[Extracted records]
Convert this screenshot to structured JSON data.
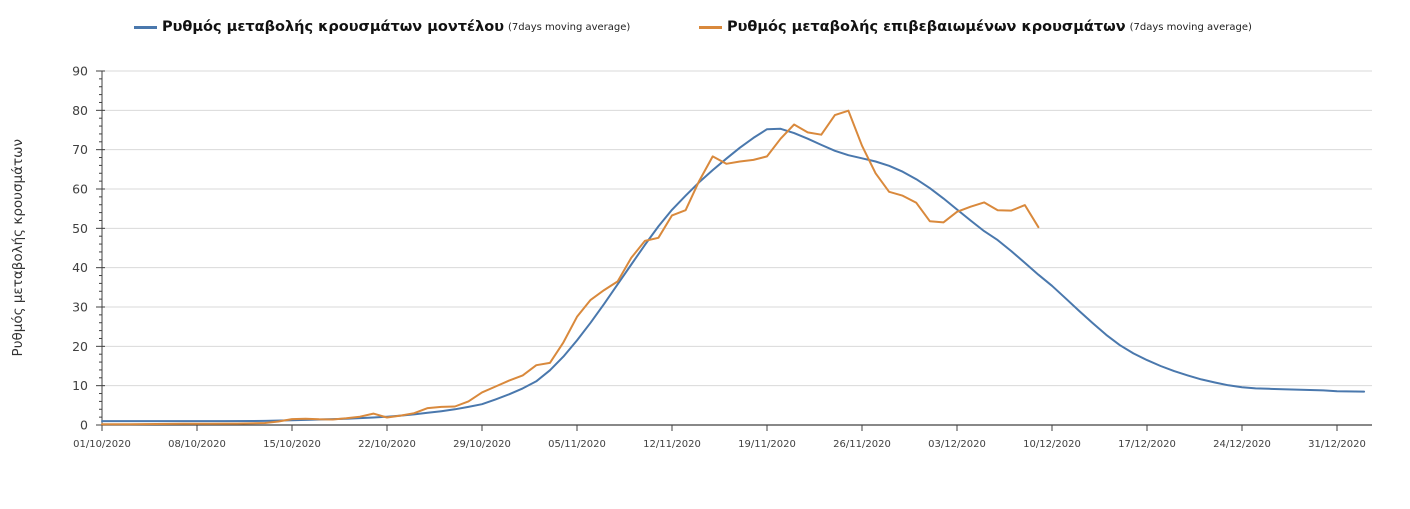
{
  "legend": {
    "items": [
      {
        "label": "Ρυθμός μεταβολής κρουσμάτων μοντέλου",
        "suffix": "(7days moving average)",
        "color": "#4a78ad"
      },
      {
        "label": "Ρυθμός μεταβολής επιβεβαιωμένων κρουσμάτων",
        "suffix": "(7days moving average)",
        "color": "#d9893c"
      }
    ]
  },
  "colors": {
    "grid": "#d9d9d9",
    "axis": "#404040",
    "tick_text": "#404040",
    "background": "#ffffff"
  },
  "chart_data": {
    "type": "line",
    "title": "",
    "xlabel": "",
    "ylabel": "Ρυθμός μεταβολής κρουσμάτων",
    "ylim": [
      0,
      90
    ],
    "y_tick_step": 10,
    "y_minor_tick_step": 2,
    "grid": "horizontal",
    "legend_position": "top",
    "x_tick_labels": [
      "01/10/2020",
      "08/10/2020",
      "15/10/2020",
      "22/10/2020",
      "29/10/2020",
      "05/11/2020",
      "12/11/2020",
      "19/11/2020",
      "26/11/2020",
      "03/12/2020",
      "10/12/2020",
      "17/12/2020",
      "24/12/2020",
      "31/12/2020"
    ],
    "x_tick_days": [
      0,
      7,
      14,
      21,
      28,
      35,
      42,
      49,
      56,
      63,
      70,
      77,
      84,
      91
    ],
    "x_unit": "days since 01/10/2020",
    "series": [
      {
        "name": "Ρυθμός μεταβολής κρουσμάτων μοντέλου (7days moving average)",
        "color": "#4a78ad",
        "x_days": [
          0,
          3,
          6,
          9,
          12,
          14,
          16,
          18,
          20,
          21,
          22,
          23,
          24,
          25,
          26,
          27,
          28,
          29,
          30,
          31,
          32,
          33,
          34,
          35,
          36,
          37,
          38,
          39,
          40,
          41,
          42,
          43,
          44,
          45,
          46,
          47,
          48,
          49,
          50,
          51,
          52,
          53,
          54,
          55,
          56,
          57,
          58,
          59,
          60,
          61,
          62,
          63,
          64,
          65,
          66,
          67,
          68,
          69,
          70,
          71,
          72,
          73,
          74,
          75,
          76,
          77,
          78,
          79,
          80,
          81,
          82,
          83,
          84,
          85,
          86,
          87,
          88,
          89,
          90,
          91,
          93
        ],
        "values": [
          1.0,
          1.0,
          1.0,
          1.0,
          1.05,
          1.2,
          1.4,
          1.6,
          1.9,
          2.1,
          2.4,
          2.7,
          3.1,
          3.5,
          4.0,
          4.6,
          5.3,
          6.5,
          7.8,
          9.3,
          11.1,
          13.9,
          17.4,
          21.5,
          26.0,
          30.8,
          35.8,
          40.8,
          45.8,
          50.5,
          54.7,
          58.3,
          61.7,
          64.8,
          67.7,
          70.5,
          73.0,
          75.2,
          75.3,
          74.2,
          72.8,
          71.2,
          69.7,
          68.6,
          67.8,
          67.0,
          65.9,
          64.4,
          62.5,
          60.2,
          57.6,
          54.8,
          52.0,
          49.3,
          47.0,
          44.2,
          41.2,
          38.2,
          35.4,
          32.2,
          29.0,
          25.9,
          22.9,
          20.3,
          18.2,
          16.5,
          15.0,
          13.7,
          12.6,
          11.6,
          10.8,
          10.1,
          9.6,
          9.3,
          9.2,
          9.1,
          9.0,
          8.9,
          8.8,
          8.6,
          8.5
        ]
      },
      {
        "name": "Ρυθμός μεταβολής επιβεβαιωμένων κρουσμάτων (7days moving average)",
        "color": "#d9893c",
        "x_days": [
          0,
          2,
          4,
          6,
          8,
          10,
          12,
          13,
          14,
          15,
          16,
          17,
          18,
          19,
          20,
          21,
          22,
          23,
          24,
          25,
          26,
          27,
          28,
          29,
          30,
          31,
          32,
          33,
          34,
          35,
          36,
          37,
          38,
          39,
          40,
          41,
          42,
          43,
          44,
          45,
          46,
          47,
          48,
          49,
          50,
          51,
          52,
          53,
          54,
          55,
          56,
          57,
          58,
          59,
          60,
          61,
          62,
          63,
          64,
          65,
          66,
          67,
          68,
          69
        ],
        "values": [
          0.2,
          0.2,
          0.25,
          0.3,
          0.3,
          0.35,
          0.5,
          0.9,
          1.5,
          1.6,
          1.45,
          1.4,
          1.7,
          2.1,
          2.9,
          1.9,
          2.4,
          3.0,
          4.3,
          4.6,
          4.7,
          6.0,
          8.3,
          9.8,
          11.3,
          12.6,
          15.2,
          15.8,
          21.0,
          27.5,
          31.8,
          34.3,
          36.5,
          42.5,
          46.8,
          47.6,
          53.3,
          54.6,
          62.0,
          68.3,
          66.4,
          67.0,
          67.4,
          68.3,
          72.8,
          76.4,
          74.4,
          73.8,
          78.8,
          79.9,
          71.0,
          64.0,
          59.3,
          58.3,
          56.5,
          51.8,
          51.5,
          54.2,
          55.5,
          56.6,
          54.6,
          54.5,
          55.9,
          50.3
        ]
      }
    ]
  }
}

Problem statement >> Each line of the data should be quoted exactly, with pictures left out.

Answer to the task >>
Convert this screenshot to structured JSON data.
{
  "legend": {
    "items": [
      {
        "label": "Ρυθμός μεταβολής κρουσμάτων μοντέλου",
        "suffix": "(7days moving average)",
        "color": "#4a78ad"
      },
      {
        "label": "Ρυθμός μεταβολής επιβεβαιωμένων κρουσμάτων",
        "suffix": "(7days moving average)",
        "color": "#d9893c"
      }
    ]
  },
  "colors": {
    "grid": "#d9d9d9",
    "axis": "#404040",
    "tick_text": "#404040",
    "background": "#ffffff"
  },
  "chart_data": {
    "type": "line",
    "title": "",
    "xlabel": "",
    "ylabel": "Ρυθμός μεταβολής κρουσμάτων",
    "ylim": [
      0,
      90
    ],
    "y_tick_step": 10,
    "y_minor_tick_step": 2,
    "grid": "horizontal",
    "legend_position": "top",
    "x_tick_labels": [
      "01/10/2020",
      "08/10/2020",
      "15/10/2020",
      "22/10/2020",
      "29/10/2020",
      "05/11/2020",
      "12/11/2020",
      "19/11/2020",
      "26/11/2020",
      "03/12/2020",
      "10/12/2020",
      "17/12/2020",
      "24/12/2020",
      "31/12/2020"
    ],
    "x_tick_days": [
      0,
      7,
      14,
      21,
      28,
      35,
      42,
      49,
      56,
      63,
      70,
      77,
      84,
      91
    ],
    "x_unit": "days since 01/10/2020",
    "series": [
      {
        "name": "Ρυθμός μεταβολής κρουσμάτων μοντέλου (7days moving average)",
        "color": "#4a78ad",
        "x_days": [
          0,
          3,
          6,
          9,
          12,
          14,
          16,
          18,
          20,
          21,
          22,
          23,
          24,
          25,
          26,
          27,
          28,
          29,
          30,
          31,
          32,
          33,
          34,
          35,
          36,
          37,
          38,
          39,
          40,
          41,
          42,
          43,
          44,
          45,
          46,
          47,
          48,
          49,
          50,
          51,
          52,
          53,
          54,
          55,
          56,
          57,
          58,
          59,
          60,
          61,
          62,
          63,
          64,
          65,
          66,
          67,
          68,
          69,
          70,
          71,
          72,
          73,
          74,
          75,
          76,
          77,
          78,
          79,
          80,
          81,
          82,
          83,
          84,
          85,
          86,
          87,
          88,
          89,
          90,
          91,
          93
        ],
        "values": [
          1.0,
          1.0,
          1.0,
          1.0,
          1.05,
          1.2,
          1.4,
          1.6,
          1.9,
          2.1,
          2.4,
          2.7,
          3.1,
          3.5,
          4.0,
          4.6,
          5.3,
          6.5,
          7.8,
          9.3,
          11.1,
          13.9,
          17.4,
          21.5,
          26.0,
          30.8,
          35.8,
          40.8,
          45.8,
          50.5,
          54.7,
          58.3,
          61.7,
          64.8,
          67.7,
          70.5,
          73.0,
          75.2,
          75.3,
          74.2,
          72.8,
          71.2,
          69.7,
          68.6,
          67.8,
          67.0,
          65.9,
          64.4,
          62.5,
          60.2,
          57.6,
          54.8,
          52.0,
          49.3,
          47.0,
          44.2,
          41.2,
          38.2,
          35.4,
          32.2,
          29.0,
          25.9,
          22.9,
          20.3,
          18.2,
          16.5,
          15.0,
          13.7,
          12.6,
          11.6,
          10.8,
          10.1,
          9.6,
          9.3,
          9.2,
          9.1,
          9.0,
          8.9,
          8.8,
          8.6,
          8.5
        ]
      },
      {
        "name": "Ρυθμός μεταβολής επιβεβαιωμένων κρουσμάτων (7days moving average)",
        "color": "#d9893c",
        "x_days": [
          0,
          2,
          4,
          6,
          8,
          10,
          12,
          13,
          14,
          15,
          16,
          17,
          18,
          19,
          20,
          21,
          22,
          23,
          24,
          25,
          26,
          27,
          28,
          29,
          30,
          31,
          32,
          33,
          34,
          35,
          36,
          37,
          38,
          39,
          40,
          41,
          42,
          43,
          44,
          45,
          46,
          47,
          48,
          49,
          50,
          51,
          52,
          53,
          54,
          55,
          56,
          57,
          58,
          59,
          60,
          61,
          62,
          63,
          64,
          65,
          66,
          67,
          68,
          69
        ],
        "values": [
          0.2,
          0.2,
          0.25,
          0.3,
          0.3,
          0.35,
          0.5,
          0.9,
          1.5,
          1.6,
          1.45,
          1.4,
          1.7,
          2.1,
          2.9,
          1.9,
          2.4,
          3.0,
          4.3,
          4.6,
          4.7,
          6.0,
          8.3,
          9.8,
          11.3,
          12.6,
          15.2,
          15.8,
          21.0,
          27.5,
          31.8,
          34.3,
          36.5,
          42.5,
          46.8,
          47.6,
          53.3,
          54.6,
          62.0,
          68.3,
          66.4,
          67.0,
          67.4,
          68.3,
          72.8,
          76.4,
          74.4,
          73.8,
          78.8,
          79.9,
          71.0,
          64.0,
          59.3,
          58.3,
          56.5,
          51.8,
          51.5,
          54.2,
          55.5,
          56.6,
          54.6,
          54.5,
          55.9,
          50.3
        ]
      }
    ]
  }
}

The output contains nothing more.